Texte extrait:
- - -

La société Wegener, considérant qu’Innoweb portait atteinte à ses droits d’exploitant de base de données par la mise à disposition d’un métamoteur de recherche, a assigné cette dernière afin de mettre fin à l’atteinte à ses droits. Wegener a obtenu gain de cause pour la plupart de ses demandes en première instance. La société Innoweb a fait appel. La cour a alors décidé de poser une série de questions préjudicielles à la Cour de justice de l’Union européenne portant sur l’étendue de la protection des bases de données dans le cadre d’une utilisation par un métamoteur de recherche dédié.

Après avoir rappelé les conditions de la protection juridique d’une base de données, nous verrons comment ces conditions ont été appliquées à l’utilisation d’un métamoteur de recherche dédié.


1. Les sites de petites annonces protégés par le droit des bases de données

Les sites de petites annonces constituent des bases de données, protégées juridiquement.

- - -

Données sources:

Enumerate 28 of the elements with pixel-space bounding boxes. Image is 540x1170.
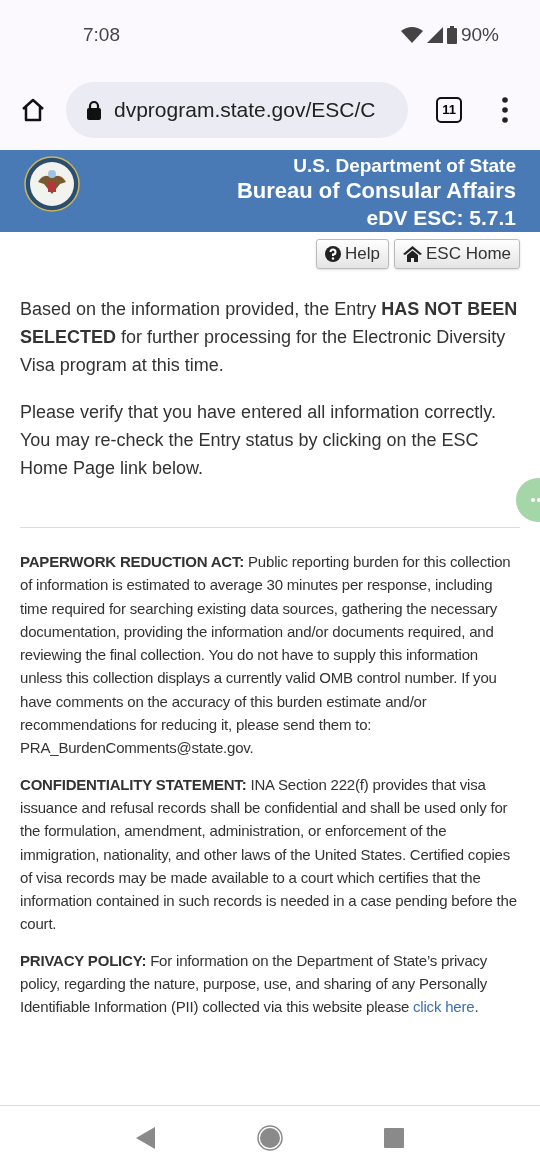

- - -

Objectif:
Recopiez mot pour mot le passage du texte sur le litige entre Wegener et Innoweb compris entre « 1. Les sites » et « données, protégées juridiquement. », ces deux passages inclus.

Solution:
1. Les sites de petites annonces protégés par le droit des bases de données

Les sites de petites annonces constituent des bases de données, protégées juridiquement.